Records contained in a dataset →
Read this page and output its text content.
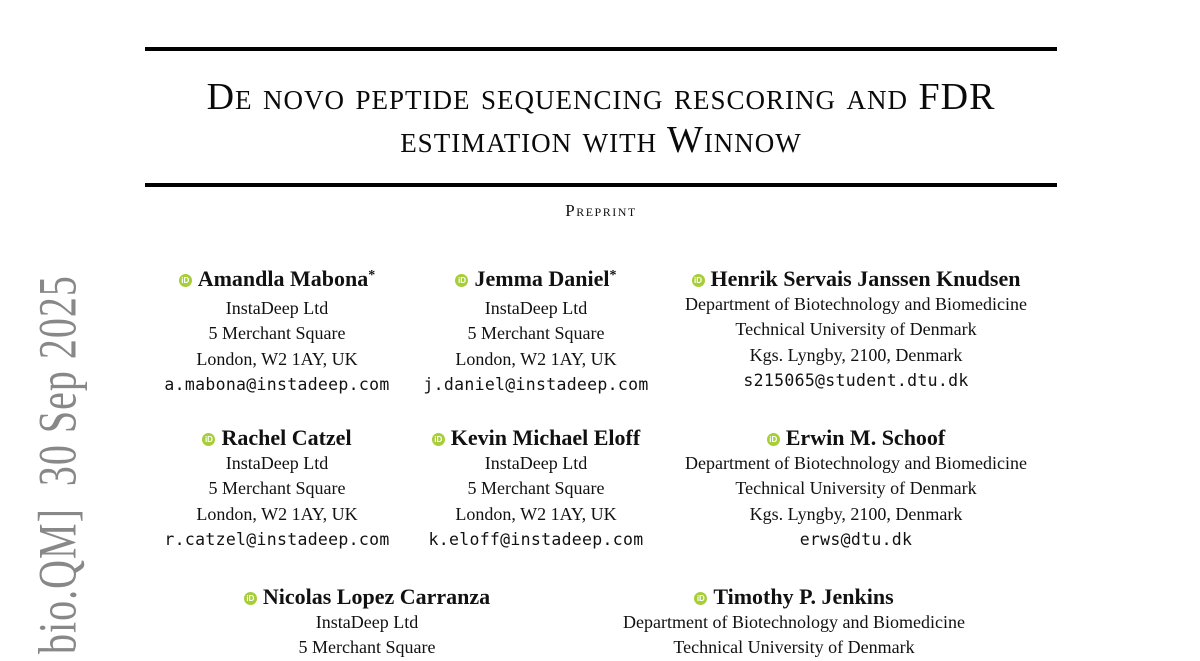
bio.QM]  30 Sep 2025
De novo peptide sequencing rescoring and FDR
estimation with Winnow
Preprint
iD Amandla Mabona*
InstaDeep Ltd
5 Merchant Square
London, W2 1AY, UK
a.mabona@instadeep.com
iD Jemma Daniel*
InstaDeep Ltd
5 Merchant Square
London, W2 1AY, UK
j.daniel@instadeep.com
iD Henrik Servais Janssen Knudsen
Department of Biotechnology and Biomedicine
Technical University of Denmark
Kgs. Lyngby, 2100, Denmark
s215065@student.dtu.dk
iD Rachel Catzel
InstaDeep Ltd
5 Merchant Square
London, W2 1AY, UK
r.catzel@instadeep.com
iD Kevin Michael Eloff
InstaDeep Ltd
5 Merchant Square
London, W2 1AY, UK
k.eloff@instadeep.com
iD Erwin M. Schoof
Department of Biotechnology and Biomedicine
Technical University of Denmark
Kgs. Lyngby, 2100, Denmark
erws@dtu.dk
iD Nicolas Lopez Carranza
InstaDeep Ltd
5 Merchant Square
iD Timothy P. Jenkins
Department of Biotechnology and Biomedicine
Technical University of Denmark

Task description → From the first line to the last, retype the data above exactly, but not its images.

Task result →
Read this page and output its text content.
bio.QM]  30 Sep 2025
De novo peptide sequencing rescoring and FDR
estimation with Winnow
Preprint
iD Amandla Mabona*
InstaDeep Ltd
5 Merchant Square
London, W2 1AY, UK
a.mabona@instadeep.com
iD Jemma Daniel*
InstaDeep Ltd
5 Merchant Square
London, W2 1AY, UK
j.daniel@instadeep.com
iD Henrik Servais Janssen Knudsen
Department of Biotechnology and Biomedicine
Technical University of Denmark
Kgs. Lyngby, 2100, Denmark
s215065@student.dtu.dk
iD Rachel Catzel
InstaDeep Ltd
5 Merchant Square
London, W2 1AY, UK
r.catzel@instadeep.com
iD Kevin Michael Eloff
InstaDeep Ltd
5 Merchant Square
London, W2 1AY, UK
k.eloff@instadeep.com
iD Erwin M. Schoof
Department of Biotechnology and Biomedicine
Technical University of Denmark
Kgs. Lyngby, 2100, Denmark
erws@dtu.dk
iD Nicolas Lopez Carranza
InstaDeep Ltd
5 Merchant Square
iD Timothy P. Jenkins
Department of Biotechnology and Biomedicine
Technical University of Denmark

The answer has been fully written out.